* [Exercise instructions] Below are some entries. Output each one exactly as it appears.

(Items from a data source)

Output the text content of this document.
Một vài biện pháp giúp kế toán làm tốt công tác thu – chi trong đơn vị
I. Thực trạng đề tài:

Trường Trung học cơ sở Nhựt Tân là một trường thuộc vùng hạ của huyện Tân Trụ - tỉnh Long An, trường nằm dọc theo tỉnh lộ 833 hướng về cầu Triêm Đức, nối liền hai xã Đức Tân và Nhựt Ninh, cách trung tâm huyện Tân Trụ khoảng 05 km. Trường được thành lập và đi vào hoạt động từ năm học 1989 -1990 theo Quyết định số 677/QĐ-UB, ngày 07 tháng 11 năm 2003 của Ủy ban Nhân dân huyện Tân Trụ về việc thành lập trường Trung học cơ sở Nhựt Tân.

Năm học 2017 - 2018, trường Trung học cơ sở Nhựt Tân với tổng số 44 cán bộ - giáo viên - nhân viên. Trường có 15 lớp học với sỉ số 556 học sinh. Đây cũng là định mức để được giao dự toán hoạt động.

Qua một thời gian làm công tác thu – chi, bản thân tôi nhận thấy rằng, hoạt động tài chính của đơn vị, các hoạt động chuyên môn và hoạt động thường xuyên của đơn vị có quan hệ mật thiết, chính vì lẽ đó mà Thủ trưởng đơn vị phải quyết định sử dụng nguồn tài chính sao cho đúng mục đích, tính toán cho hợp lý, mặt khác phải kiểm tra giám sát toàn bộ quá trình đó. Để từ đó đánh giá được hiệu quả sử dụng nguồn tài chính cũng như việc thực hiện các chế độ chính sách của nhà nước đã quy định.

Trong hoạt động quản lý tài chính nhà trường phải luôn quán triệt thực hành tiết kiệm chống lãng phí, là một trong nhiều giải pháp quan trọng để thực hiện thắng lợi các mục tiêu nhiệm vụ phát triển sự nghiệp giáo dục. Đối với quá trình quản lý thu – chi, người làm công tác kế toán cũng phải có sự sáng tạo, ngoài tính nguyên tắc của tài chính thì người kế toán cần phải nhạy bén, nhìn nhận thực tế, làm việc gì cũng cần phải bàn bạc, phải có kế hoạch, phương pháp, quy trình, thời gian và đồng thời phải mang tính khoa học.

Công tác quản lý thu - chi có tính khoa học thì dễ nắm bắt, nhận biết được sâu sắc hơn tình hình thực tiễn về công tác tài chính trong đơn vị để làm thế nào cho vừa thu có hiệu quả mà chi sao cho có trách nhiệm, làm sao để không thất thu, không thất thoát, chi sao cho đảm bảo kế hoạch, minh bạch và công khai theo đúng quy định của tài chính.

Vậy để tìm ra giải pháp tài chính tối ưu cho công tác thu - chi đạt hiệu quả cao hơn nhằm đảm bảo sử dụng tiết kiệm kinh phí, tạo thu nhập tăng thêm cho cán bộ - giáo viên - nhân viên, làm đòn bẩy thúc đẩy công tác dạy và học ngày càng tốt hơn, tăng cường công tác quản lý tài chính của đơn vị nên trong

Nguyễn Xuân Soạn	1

* [Task solution]
Output the text content of this document.
Một vài biện pháp giúp kế toán làm tốt công tác thu – chi trong đơn vị
I. Thực trạng đề tài:

Trường Trung học cơ sở Nhựt Tân là một trường thuộc vùng hạ của huyện Tân Trụ - tỉnh Long An, trường nằm dọc theo tỉnh lộ 833 hướng về cầu Triêm Đức, nối liền hai xã Đức Tân và Nhựt Ninh, cách trung tâm huyện Tân Trụ khoảng 05 km. Trường được thành lập và đi vào hoạt động từ năm học 1989 -1990 theo Quyết định số 677/QĐ-UB, ngày 07 tháng 11 năm 2003 của Ủy ban Nhân dân huyện Tân Trụ về việc thành lập trường Trung học cơ sở Nhựt Tân.

Năm học 2017 - 2018, trường Trung học cơ sở Nhựt Tân với tổng số 44 cán bộ - giáo viên - nhân viên. Trường có 15 lớp học với sỉ số 556 học sinh. Đây cũng là định mức để được giao dự toán hoạt động.

Qua một thời gian làm công tác thu – chi, bản thân tôi nhận thấy rằng, hoạt động tài chính của đơn vị, các hoạt động chuyên môn và hoạt động thường xuyên của đơn vị có quan hệ mật thiết, chính vì lẽ đó mà Thủ trưởng đơn vị phải quyết định sử dụng nguồn tài chính sao cho đúng mục đích, tính toán cho hợp lý, mặt khác phải kiểm tra giám sát toàn bộ quá trình đó. Để từ đó đánh giá được hiệu quả sử dụng nguồn tài chính cũng như việc thực hiện các chế độ chính sách của nhà nước đã quy định.

Trong hoạt động quản lý tài chính nhà trường phải luôn quán triệt thực hành tiết kiệm chống lãng phí, là một trong nhiều giải pháp quan trọng để thực hiện thắng lợi các mục tiêu nhiệm vụ phát triển sự nghiệp giáo dục. Đối với quá trình quản lý thu – chi, người làm công tác kế toán cũng phải có sự sáng tạo, ngoài tính nguyên tắc của tài chính thì người kế toán cần phải nhạy bén, nhìn nhận thực tế, làm việc gì cũng cần phải bàn bạc, phải có kế hoạch, phương pháp, quy trình, thời gian và đồng thời phải mang tính khoa học.

Công tác quản lý thu - chi có tính khoa học thì dễ nắm bắt, nhận biết được sâu sắc hơn tình hình thực tiễn về công tác tài chính trong đơn vị để làm thế nào cho vừa thu có hiệu quả mà chi sao cho có trách nhiệm, làm sao để không thất thu, không thất thoát, chi sao cho đảm bảo kế hoạch, minh bạch và công khai theo đúng quy định của tài chính.

Vậy để tìm ra giải pháp tài chính tối ưu cho công tác thu - chi đạt hiệu quả cao hơn nhằm đảm bảo sử dụng tiết kiệm kinh phí, tạo thu nhập tăng thêm cho cán bộ - giáo viên - nhân viên, làm đòn bẩy thúc đẩy công tác dạy và học ngày càng tốt hơn, tăng cường công tác quản lý tài chính của đơn vị nên trong

Nguyễn Xuân Soạn	1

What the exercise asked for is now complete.